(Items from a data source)
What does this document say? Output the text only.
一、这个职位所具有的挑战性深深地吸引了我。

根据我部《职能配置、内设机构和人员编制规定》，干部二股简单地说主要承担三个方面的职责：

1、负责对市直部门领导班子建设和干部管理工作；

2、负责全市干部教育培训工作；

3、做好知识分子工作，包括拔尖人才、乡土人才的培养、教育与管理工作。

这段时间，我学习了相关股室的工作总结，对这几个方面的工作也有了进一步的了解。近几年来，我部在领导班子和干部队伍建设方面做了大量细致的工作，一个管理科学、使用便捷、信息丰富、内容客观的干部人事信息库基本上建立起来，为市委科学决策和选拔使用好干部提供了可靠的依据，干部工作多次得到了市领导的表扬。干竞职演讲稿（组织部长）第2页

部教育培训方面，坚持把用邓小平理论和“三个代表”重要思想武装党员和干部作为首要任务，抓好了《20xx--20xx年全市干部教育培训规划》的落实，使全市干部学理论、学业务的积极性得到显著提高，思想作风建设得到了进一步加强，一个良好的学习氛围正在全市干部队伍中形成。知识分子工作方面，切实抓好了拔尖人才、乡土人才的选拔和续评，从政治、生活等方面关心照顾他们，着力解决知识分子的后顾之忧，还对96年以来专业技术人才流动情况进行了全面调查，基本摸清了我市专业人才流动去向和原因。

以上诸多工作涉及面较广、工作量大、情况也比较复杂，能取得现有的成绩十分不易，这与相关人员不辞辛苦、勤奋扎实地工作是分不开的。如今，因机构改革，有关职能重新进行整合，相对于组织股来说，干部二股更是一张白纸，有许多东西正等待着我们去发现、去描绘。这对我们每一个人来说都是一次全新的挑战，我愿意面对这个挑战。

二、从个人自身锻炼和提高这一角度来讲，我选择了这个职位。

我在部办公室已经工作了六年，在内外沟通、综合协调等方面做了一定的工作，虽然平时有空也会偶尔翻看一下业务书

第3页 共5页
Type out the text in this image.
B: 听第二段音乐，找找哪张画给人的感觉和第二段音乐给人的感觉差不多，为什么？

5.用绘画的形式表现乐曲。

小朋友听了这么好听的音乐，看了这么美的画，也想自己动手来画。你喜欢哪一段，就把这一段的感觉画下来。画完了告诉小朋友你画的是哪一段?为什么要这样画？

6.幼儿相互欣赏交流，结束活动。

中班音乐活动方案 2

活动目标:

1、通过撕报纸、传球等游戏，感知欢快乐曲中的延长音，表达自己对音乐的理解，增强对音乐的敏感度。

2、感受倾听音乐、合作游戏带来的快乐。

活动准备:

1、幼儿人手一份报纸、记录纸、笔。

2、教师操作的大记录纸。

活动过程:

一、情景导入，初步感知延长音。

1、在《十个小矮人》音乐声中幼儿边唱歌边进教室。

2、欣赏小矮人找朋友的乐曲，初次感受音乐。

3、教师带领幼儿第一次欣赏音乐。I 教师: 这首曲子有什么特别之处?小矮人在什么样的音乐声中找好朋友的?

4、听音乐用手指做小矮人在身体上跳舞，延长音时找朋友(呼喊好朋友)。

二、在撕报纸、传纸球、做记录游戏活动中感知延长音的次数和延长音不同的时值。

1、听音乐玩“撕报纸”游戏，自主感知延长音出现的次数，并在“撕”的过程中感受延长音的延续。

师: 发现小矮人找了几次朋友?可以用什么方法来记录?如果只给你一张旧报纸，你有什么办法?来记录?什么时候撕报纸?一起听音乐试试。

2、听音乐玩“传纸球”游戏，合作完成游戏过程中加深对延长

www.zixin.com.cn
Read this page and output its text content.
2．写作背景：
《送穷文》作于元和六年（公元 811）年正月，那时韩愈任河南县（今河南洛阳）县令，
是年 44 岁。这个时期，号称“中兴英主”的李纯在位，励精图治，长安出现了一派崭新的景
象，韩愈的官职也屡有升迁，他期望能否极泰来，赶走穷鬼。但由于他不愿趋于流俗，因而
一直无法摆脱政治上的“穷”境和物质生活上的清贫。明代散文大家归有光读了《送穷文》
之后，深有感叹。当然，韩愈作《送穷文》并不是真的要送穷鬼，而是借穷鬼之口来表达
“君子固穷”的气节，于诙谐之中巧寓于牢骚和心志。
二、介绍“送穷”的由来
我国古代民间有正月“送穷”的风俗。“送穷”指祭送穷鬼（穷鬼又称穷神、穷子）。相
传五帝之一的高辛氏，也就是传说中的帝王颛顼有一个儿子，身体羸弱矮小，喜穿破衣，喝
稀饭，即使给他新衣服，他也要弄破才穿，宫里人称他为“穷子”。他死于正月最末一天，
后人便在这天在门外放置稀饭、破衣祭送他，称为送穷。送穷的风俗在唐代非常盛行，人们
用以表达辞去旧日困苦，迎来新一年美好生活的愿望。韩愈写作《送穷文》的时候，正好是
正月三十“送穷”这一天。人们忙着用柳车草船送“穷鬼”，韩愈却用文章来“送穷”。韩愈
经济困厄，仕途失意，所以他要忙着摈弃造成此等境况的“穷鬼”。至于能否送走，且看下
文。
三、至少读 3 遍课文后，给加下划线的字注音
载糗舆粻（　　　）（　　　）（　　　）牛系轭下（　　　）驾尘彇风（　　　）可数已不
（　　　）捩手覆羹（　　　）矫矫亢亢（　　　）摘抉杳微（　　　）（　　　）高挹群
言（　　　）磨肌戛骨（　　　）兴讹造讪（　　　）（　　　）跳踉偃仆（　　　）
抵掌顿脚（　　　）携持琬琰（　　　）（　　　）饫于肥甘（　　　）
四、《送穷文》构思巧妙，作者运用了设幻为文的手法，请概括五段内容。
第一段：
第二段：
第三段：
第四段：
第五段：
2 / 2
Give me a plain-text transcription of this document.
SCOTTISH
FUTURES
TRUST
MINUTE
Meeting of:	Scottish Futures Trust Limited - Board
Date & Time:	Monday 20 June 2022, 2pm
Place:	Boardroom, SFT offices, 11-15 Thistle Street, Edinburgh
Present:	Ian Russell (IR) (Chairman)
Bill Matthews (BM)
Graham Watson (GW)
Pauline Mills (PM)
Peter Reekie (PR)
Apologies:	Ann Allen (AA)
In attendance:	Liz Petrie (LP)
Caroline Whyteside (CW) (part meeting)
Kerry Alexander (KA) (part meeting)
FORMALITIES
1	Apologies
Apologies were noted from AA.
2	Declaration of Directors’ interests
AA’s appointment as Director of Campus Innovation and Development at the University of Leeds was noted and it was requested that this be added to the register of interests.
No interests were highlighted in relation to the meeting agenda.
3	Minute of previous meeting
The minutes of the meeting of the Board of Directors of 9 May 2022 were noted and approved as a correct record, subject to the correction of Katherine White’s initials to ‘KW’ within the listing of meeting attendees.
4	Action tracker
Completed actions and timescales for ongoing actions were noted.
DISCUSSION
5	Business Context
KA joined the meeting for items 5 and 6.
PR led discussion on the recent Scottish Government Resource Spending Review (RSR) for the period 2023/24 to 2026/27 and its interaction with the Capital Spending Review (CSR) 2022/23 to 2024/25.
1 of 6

The task => Copy all the entries verbatim.

Task result =>
What does this document say? Output the text only.
一、这个职位所具有的挑战性深深地吸引了我。

根据我部《职能配置、内设机构和人员编制规定》，干部二股简单地说主要承担三个方面的职责：

1、负责对市直部门领导班子建设和干部管理工作；

2、负责全市干部教育培训工作；

3、做好知识分子工作，包括拔尖人才、乡土人才的培养、教育与管理工作。

这段时间，我学习了相关股室的工作总结，对这几个方面的工作也有了进一步的了解。近几年来，我部在领导班子和干部队伍建设方面做了大量细致的工作，一个管理科学、使用便捷、信息丰富、内容客观的干部人事信息库基本上建立起来，为市委科学决策和选拔使用好干部提供了可靠的依据，干部工作多次得到了市领导的表扬。干竞职演讲稿（组织部长）第2页

部教育培训方面，坚持把用邓小平理论和“三个代表”重要思想武装党员和干部作为首要任务，抓好了《20xx--20xx年全市干部教育培训规划》的落实，使全市干部学理论、学业务的积极性得到显著提高，思想作风建设得到了进一步加强，一个良好的学习氛围正在全市干部队伍中形成。知识分子工作方面，切实抓好了拔尖人才、乡土人才的选拔和续评，从政治、生活等方面关心照顾他们，着力解决知识分子的后顾之忧，还对96年以来专业技术人才流动情况进行了全面调查，基本摸清了我市专业人才流动去向和原因。

以上诸多工作涉及面较广、工作量大、情况也比较复杂，能取得现有的成绩十分不易，这与相关人员不辞辛苦、勤奋扎实地工作是分不开的。如今，因机构改革，有关职能重新进行整合，相对于组织股来说，干部二股更是一张白纸，有许多东西正等待着我们去发现、去描绘。这对我们每一个人来说都是一次全新的挑战，我愿意面对这个挑战。

二、从个人自身锻炼和提高这一角度来讲，我选择了这个职位。

我在部办公室已经工作了六年，在内外沟通、综合协调等方面做了一定的工作，虽然平时有空也会偶尔翻看一下业务书

第3页 共5页
Type out the text in this image.
B: 听第二段音乐，找找哪张画给人的感觉和第二段音乐给人的感觉差不多，为什么？

5.用绘画的形式表现乐曲。

小朋友听了这么好听的音乐，看了这么美的画，也想自己动手来画。你喜欢哪一段，就把这一段的感觉画下来。画完了告诉小朋友你画的是哪一段?为什么要这样画？

6.幼儿相互欣赏交流，结束活动。

中班音乐活动方案 2

活动目标:

1、通过撕报纸、传球等游戏，感知欢快乐曲中的延长音，表达自己对音乐的理解，增强对音乐的敏感度。

2、感受倾听音乐、合作游戏带来的快乐。

活动准备:

1、幼儿人手一份报纸、记录纸、笔。

2、教师操作的大记录纸。

活动过程:

一、情景导入，初步感知延长音。

1、在《十个小矮人》音乐声中幼儿边唱歌边进教室。

2、欣赏小矮人找朋友的乐曲，初次感受音乐。

3、教师带领幼儿第一次欣赏音乐。I 教师: 这首曲子有什么特别之处?小矮人在什么样的音乐声中找好朋友的?

4、听音乐用手指做小矮人在身体上跳舞，延长音时找朋友(呼喊好朋友)。

二、在撕报纸、传纸球、做记录游戏活动中感知延长音的次数和延长音不同的时值。

1、听音乐玩“撕报纸”游戏，自主感知延长音出现的次数，并在“撕”的过程中感受延长音的延续。

师: 发现小矮人找了几次朋友?可以用什么方法来记录?如果只给你一张旧报纸，你有什么办法?来记录?什么时候撕报纸?一起听音乐试试。

2、听音乐玩“传纸球”游戏，合作完成游戏过程中加深对延长

www.zixin.com.cn
Read this page and output its text content.
2．写作背景：
《送穷文》作于元和六年（公元 811）年正月，那时韩愈任河南县（今河南洛阳）县令，
是年 44 岁。这个时期，号称“中兴英主”的李纯在位，励精图治，长安出现了一派崭新的景
象，韩愈的官职也屡有升迁，他期望能否极泰来，赶走穷鬼。但由于他不愿趋于流俗，因而
一直无法摆脱政治上的“穷”境和物质生活上的清贫。明代散文大家归有光读了《送穷文》
之后，深有感叹。当然，韩愈作《送穷文》并不是真的要送穷鬼，而是借穷鬼之口来表达
“君子固穷”的气节，于诙谐之中巧寓于牢骚和心志。
二、介绍“送穷”的由来
我国古代民间有正月“送穷”的风俗。“送穷”指祭送穷鬼（穷鬼又称穷神、穷子）。相
传五帝之一的高辛氏，也就是传说中的帝王颛顼有一个儿子，身体羸弱矮小，喜穿破衣，喝
稀饭，即使给他新衣服，他也要弄破才穿，宫里人称他为“穷子”。他死于正月最末一天，
后人便在这天在门外放置稀饭、破衣祭送他，称为送穷。送穷的风俗在唐代非常盛行，人们
用以表达辞去旧日困苦，迎来新一年美好生活的愿望。韩愈写作《送穷文》的时候，正好是
正月三十“送穷”这一天。人们忙着用柳车草船送“穷鬼”，韩愈却用文章来“送穷”。韩愈
经济困厄，仕途失意，所以他要忙着摈弃造成此等境况的“穷鬼”。至于能否送走，且看下
文。
三、至少读 3 遍课文后，给加下划线的字注音
载糗舆粻（　　　）（　　　）（　　　）牛系轭下（　　　）驾尘彇风（　　　）可数已不
（　　　）捩手覆羹（　　　）矫矫亢亢（　　　）摘抉杳微（　　　）（　　　）高挹群
言（　　　）磨肌戛骨（　　　）兴讹造讪（　　　）（　　　）跳踉偃仆（　　　）
抵掌顿脚（　　　）携持琬琰（　　　）（　　　）饫于肥甘（　　　）
四、《送穷文》构思巧妙，作者运用了设幻为文的手法，请概括五段内容。
第一段：
第二段：
第三段：
第四段：
第五段：
2 / 2
Give me a plain-text transcription of this document.
SCOTTISH
FUTURES
TRUST
MINUTE
Meeting of:	Scottish Futures Trust Limited - Board
Date & Time:	Monday 20 June 2022, 2pm
Place:	Boardroom, SFT offices, 11-15 Thistle Street, Edinburgh
Present:	Ian Russell (IR) (Chairman)
Bill Matthews (BM)
Graham Watson (GW)
Pauline Mills (PM)
Peter Reekie (PR)
Apologies:	Ann Allen (AA)
In attendance:	Liz Petrie (LP)
Caroline Whyteside (CW) (part meeting)
Kerry Alexander (KA) (part meeting)
FORMALITIES
1	Apologies
Apologies were noted from AA.
2	Declaration of Directors’ interests
AA’s appointment as Director of Campus Innovation and Development at the University of Leeds was noted and it was requested that this be added to the register of interests.
No interests were highlighted in relation to the meeting agenda.
3	Minute of previous meeting
The minutes of the meeting of the Board of Directors of 9 May 2022 were noted and approved as a correct record, subject to the correction of Katherine White’s initials to ‘KW’ within the listing of meeting attendees.
4	Action tracker
Completed actions and timescales for ongoing actions were noted.
DISCUSSION
5	Business Context
KA joined the meeting for items 5 and 6.
PR led discussion on the recent Scottish Government Resource Spending Review (RSR) for the period 2023/24 to 2026/27 and its interaction with the Capital Spending Review (CSR) 2022/23 to 2024/25.
1 of 6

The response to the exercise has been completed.